*JOB*: Put the lines of the entries into a Markdown table with the columns "Row" and "Entry line," starting at the first line of the entries and ending at the line that contains "symbol-label: Cdn:STU [8,35,57,49]", with both ends included and blank lines left out. Give one line per row, numbered in order.

Page element annotations:
- - -

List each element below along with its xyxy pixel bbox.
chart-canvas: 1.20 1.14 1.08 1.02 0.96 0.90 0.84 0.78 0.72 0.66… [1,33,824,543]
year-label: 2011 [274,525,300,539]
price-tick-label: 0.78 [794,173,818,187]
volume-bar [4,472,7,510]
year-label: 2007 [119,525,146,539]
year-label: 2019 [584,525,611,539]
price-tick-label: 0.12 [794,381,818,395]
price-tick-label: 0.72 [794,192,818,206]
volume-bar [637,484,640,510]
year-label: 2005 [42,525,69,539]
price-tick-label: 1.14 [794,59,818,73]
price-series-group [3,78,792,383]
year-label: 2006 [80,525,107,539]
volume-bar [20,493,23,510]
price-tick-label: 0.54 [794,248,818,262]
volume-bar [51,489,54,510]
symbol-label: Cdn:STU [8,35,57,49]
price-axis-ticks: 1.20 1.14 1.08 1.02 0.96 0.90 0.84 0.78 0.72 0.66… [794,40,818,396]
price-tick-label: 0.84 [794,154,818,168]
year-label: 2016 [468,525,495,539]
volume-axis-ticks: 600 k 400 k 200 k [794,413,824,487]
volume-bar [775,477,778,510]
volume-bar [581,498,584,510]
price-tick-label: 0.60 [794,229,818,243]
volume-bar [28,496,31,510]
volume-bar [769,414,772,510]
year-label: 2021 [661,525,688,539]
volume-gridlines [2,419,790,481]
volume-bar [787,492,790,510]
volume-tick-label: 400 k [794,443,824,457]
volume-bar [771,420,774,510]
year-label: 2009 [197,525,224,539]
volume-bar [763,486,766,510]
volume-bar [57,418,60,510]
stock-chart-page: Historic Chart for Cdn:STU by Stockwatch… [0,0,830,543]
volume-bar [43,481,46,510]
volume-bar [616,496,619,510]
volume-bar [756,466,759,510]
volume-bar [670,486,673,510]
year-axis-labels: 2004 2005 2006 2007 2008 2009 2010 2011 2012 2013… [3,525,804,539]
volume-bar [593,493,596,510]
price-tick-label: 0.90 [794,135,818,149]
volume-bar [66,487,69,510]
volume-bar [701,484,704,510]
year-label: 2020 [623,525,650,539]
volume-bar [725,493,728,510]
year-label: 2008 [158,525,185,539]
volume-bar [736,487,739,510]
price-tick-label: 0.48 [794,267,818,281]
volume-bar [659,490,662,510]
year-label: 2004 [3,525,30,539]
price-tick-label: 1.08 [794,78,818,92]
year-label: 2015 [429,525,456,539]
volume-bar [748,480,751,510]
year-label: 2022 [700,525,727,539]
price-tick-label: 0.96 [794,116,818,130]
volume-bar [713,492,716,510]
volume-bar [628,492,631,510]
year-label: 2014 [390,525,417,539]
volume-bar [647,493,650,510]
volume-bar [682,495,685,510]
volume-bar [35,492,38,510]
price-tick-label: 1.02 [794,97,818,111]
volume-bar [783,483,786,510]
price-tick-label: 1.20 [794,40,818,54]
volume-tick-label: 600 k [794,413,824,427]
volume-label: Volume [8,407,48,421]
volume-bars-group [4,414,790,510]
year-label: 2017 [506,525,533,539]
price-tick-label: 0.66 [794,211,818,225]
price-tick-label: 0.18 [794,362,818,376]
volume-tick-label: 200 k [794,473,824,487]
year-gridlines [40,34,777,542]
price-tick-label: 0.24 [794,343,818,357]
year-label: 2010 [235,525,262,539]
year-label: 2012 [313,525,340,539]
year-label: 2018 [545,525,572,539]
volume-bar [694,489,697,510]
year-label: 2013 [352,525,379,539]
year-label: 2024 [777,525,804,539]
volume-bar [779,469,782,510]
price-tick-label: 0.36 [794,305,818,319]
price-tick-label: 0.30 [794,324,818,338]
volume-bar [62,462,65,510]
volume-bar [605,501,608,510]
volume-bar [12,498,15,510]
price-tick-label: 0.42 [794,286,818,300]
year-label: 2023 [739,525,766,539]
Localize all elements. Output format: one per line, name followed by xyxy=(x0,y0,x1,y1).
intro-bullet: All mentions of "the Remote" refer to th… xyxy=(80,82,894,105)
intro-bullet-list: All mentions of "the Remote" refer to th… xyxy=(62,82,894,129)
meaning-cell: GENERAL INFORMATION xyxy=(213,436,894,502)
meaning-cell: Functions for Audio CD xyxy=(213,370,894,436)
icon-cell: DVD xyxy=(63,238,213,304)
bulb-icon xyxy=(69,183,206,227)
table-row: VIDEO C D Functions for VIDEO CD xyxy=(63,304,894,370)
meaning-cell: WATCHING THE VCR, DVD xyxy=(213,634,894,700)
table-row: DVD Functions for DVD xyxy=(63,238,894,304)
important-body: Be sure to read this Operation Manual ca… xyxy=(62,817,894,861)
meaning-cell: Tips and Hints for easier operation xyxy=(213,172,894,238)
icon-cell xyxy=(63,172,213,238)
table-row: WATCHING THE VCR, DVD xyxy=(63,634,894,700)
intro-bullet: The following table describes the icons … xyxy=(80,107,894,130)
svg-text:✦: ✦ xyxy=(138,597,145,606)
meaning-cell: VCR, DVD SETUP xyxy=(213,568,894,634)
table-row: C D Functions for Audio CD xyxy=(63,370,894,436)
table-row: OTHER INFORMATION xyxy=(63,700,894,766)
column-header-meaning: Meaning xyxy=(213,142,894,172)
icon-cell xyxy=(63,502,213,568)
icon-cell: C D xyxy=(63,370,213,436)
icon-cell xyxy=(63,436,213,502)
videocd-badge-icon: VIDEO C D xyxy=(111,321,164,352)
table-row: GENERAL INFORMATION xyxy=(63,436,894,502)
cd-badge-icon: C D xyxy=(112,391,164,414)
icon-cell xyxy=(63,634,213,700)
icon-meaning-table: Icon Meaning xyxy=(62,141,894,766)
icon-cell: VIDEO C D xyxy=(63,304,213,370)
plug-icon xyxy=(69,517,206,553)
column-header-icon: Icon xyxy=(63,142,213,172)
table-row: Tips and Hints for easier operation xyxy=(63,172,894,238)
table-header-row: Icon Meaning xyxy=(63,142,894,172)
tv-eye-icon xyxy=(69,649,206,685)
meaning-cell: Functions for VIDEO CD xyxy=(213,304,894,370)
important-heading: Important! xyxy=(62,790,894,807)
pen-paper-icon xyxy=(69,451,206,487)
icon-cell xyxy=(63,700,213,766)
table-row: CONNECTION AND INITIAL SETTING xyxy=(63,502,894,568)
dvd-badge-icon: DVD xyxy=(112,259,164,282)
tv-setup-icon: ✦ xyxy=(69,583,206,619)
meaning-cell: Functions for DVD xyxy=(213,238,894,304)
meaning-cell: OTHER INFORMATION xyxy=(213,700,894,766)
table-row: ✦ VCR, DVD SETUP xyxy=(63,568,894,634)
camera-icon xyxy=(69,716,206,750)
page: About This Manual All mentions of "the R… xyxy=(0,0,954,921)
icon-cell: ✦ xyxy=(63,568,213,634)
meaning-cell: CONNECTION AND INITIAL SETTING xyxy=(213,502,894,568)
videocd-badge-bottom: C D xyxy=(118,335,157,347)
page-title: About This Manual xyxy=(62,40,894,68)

- - -

*FINAL RESULT*:
| Row | Entry line |
|---|---|
| 1 | List each element below along with its xyxy pixel bbox. |
| 2 | chart-canvas: 1.20 1.14 1.08 1.02 0.96 0.90 0.84 0.78 0.72 0.66… [1,33,824,543] |
| 3 | year-label: 2011 [274,525,300,539] |
| 4 | price-tick-label: 0.78 [794,173,818,187] |
| 5 | volume-bar [4,472,7,510] |
| 6 | year-label: 2007 [119,525,146,539] |
| 7 | year-label: 2019 [584,525,611,539] |
| 8 | price-tick-label: 0.12 [794,381,818,395] |
| 9 | price-tick-label: 0.72 [794,192,818,206] |
| 10 | volume-bar [637,484,640,510] |
| 11 | year-label: 2005 [42,525,69,539] |
| 12 | price-tick-label: 1.14 [794,59,818,73] |
| 13 | price-series-group [3,78,792,383] |
| 14 | year-label: 2006 [80,525,107,539] |
| 15 | volume-bar [20,493,23,510] |
| 16 | price-tick-label: 0.54 [794,248,818,262] |
| 17 | volume-bar [51,489,54,510] |
| 18 | symbol-label: Cdn:STU [8,35,57,49] |